Given exercise: Each record below is to be reproduced without any change.

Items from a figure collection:
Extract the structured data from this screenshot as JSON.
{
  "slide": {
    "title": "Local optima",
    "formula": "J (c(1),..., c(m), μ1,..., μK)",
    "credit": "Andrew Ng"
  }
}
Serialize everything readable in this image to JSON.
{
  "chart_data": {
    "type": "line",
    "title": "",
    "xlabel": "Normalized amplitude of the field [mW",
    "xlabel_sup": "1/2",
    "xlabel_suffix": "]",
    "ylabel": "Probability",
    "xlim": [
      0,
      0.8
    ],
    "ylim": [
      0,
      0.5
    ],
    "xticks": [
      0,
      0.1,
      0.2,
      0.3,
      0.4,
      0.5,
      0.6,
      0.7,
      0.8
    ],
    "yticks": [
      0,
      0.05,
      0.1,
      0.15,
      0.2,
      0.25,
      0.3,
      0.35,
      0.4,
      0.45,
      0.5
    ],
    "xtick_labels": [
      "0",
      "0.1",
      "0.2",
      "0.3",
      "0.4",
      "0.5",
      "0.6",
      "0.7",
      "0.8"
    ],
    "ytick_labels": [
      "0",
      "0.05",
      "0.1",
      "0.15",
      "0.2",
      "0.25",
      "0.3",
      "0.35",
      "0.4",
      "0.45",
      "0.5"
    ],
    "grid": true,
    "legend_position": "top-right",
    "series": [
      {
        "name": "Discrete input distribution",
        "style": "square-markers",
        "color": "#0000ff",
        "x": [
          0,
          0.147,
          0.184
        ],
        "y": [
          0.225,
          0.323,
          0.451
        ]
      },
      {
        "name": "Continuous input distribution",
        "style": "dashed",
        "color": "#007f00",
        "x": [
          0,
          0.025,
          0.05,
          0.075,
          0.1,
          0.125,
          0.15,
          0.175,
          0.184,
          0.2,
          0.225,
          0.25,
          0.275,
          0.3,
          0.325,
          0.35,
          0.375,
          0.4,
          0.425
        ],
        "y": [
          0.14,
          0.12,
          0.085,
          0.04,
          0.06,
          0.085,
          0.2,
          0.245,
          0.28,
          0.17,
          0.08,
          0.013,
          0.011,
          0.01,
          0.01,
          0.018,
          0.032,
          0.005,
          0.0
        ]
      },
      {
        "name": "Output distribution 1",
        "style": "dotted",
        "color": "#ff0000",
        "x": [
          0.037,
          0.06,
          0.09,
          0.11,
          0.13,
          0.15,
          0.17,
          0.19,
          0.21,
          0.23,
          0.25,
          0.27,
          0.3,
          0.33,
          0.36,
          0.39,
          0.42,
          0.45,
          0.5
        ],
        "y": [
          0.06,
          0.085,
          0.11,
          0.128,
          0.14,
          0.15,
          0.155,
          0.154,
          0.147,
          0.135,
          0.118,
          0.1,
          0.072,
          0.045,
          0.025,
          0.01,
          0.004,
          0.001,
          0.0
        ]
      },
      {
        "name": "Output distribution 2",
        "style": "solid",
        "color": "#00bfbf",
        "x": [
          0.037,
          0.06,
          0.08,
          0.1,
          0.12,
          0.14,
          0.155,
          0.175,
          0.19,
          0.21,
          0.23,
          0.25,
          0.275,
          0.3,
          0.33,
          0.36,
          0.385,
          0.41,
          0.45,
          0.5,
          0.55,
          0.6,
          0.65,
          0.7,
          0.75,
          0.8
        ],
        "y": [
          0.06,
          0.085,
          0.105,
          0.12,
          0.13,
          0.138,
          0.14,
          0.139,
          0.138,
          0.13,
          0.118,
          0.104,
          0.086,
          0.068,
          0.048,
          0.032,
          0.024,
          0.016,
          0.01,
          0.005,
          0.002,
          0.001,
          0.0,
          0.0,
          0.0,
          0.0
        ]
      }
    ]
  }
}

Output for this task:
Extract the structured data from this screenshot as JSON.
{
  "slide": {
    "title": "Local optima",
    "formula": "J (c(1),..., c(m), μ1,..., μK)",
    "credit": "Andrew Ng"
  }
}
Serialize everything readable in this image to JSON.
{
  "chart_data": {
    "type": "line",
    "title": "",
    "xlabel": "Normalized amplitude of the field [mW",
    "xlabel_sup": "1/2",
    "xlabel_suffix": "]",
    "ylabel": "Probability",
    "xlim": [
      0,
      0.8
    ],
    "ylim": [
      0,
      0.5
    ],
    "xticks": [
      0,
      0.1,
      0.2,
      0.3,
      0.4,
      0.5,
      0.6,
      0.7,
      0.8
    ],
    "yticks": [
      0,
      0.05,
      0.1,
      0.15,
      0.2,
      0.25,
      0.3,
      0.35,
      0.4,
      0.45,
      0.5
    ],
    "xtick_labels": [
      "0",
      "0.1",
      "0.2",
      "0.3",
      "0.4",
      "0.5",
      "0.6",
      "0.7",
      "0.8"
    ],
    "ytick_labels": [
      "0",
      "0.05",
      "0.1",
      "0.15",
      "0.2",
      "0.25",
      "0.3",
      "0.35",
      "0.4",
      "0.45",
      "0.5"
    ],
    "grid": true,
    "legend_position": "top-right",
    "series": [
      {
        "name": "Discrete input distribution",
        "style": "square-markers",
        "color": "#0000ff",
        "x": [
          0,
          0.147,
          0.184
        ],
        "y": [
          0.225,
          0.323,
          0.451
        ]
      },
      {
        "name": "Continuous input distribution",
        "style": "dashed",
        "color": "#007f00",
        "x": [
          0,
          0.025,
          0.05,
          0.075,
          0.1,
          0.125,
          0.15,
          0.175,
          0.184,
          0.2,
          0.225,
          0.25,
          0.275,
          0.3,
          0.325,
          0.35,
          0.375,
          0.4,
          0.425
        ],
        "y": [
          0.14,
          0.12,
          0.085,
          0.04,
          0.06,
          0.085,
          0.2,
          0.245,
          0.28,
          0.17,
          0.08,
          0.013,
          0.011,
          0.01,
          0.01,
          0.018,
          0.032,
          0.005,
          0.0
        ]
      },
      {
        "name": "Output distribution 1",
        "style": "dotted",
        "color": "#ff0000",
        "x": [
          0.037,
          0.06,
          0.09,
          0.11,
          0.13,
          0.15,
          0.17,
          0.19,
          0.21,
          0.23,
          0.25,
          0.27,
          0.3,
          0.33,
          0.36,
          0.39,
          0.42,
          0.45,
          0.5
        ],
        "y": [
          0.06,
          0.085,
          0.11,
          0.128,
          0.14,
          0.15,
          0.155,
          0.154,
          0.147,
          0.135,
          0.118,
          0.1,
          0.072,
          0.045,
          0.025,
          0.01,
          0.004,
          0.001,
          0.0
        ]
      },
      {
        "name": "Output distribution 2",
        "style": "solid",
        "color": "#00bfbf",
        "x": [
          0.037,
          0.06,
          0.08,
          0.1,
          0.12,
          0.14,
          0.155,
          0.175,
          0.19,
          0.21,
          0.23,
          0.25,
          0.275,
          0.3,
          0.33,
          0.36,
          0.385,
          0.41,
          0.45,
          0.5,
          0.55,
          0.6,
          0.65,
          0.7,
          0.75,
          0.8
        ],
        "y": [
          0.06,
          0.085,
          0.105,
          0.12,
          0.13,
          0.138,
          0.14,
          0.139,
          0.138,
          0.13,
          0.118,
          0.104,
          0.086,
          0.068,
          0.048,
          0.032,
          0.024,
          0.016,
          0.01,
          0.005,
          0.002,
          0.001,
          0.0,
          0.0,
          0.0,
          0.0
        ]
      }
    ]
  }
}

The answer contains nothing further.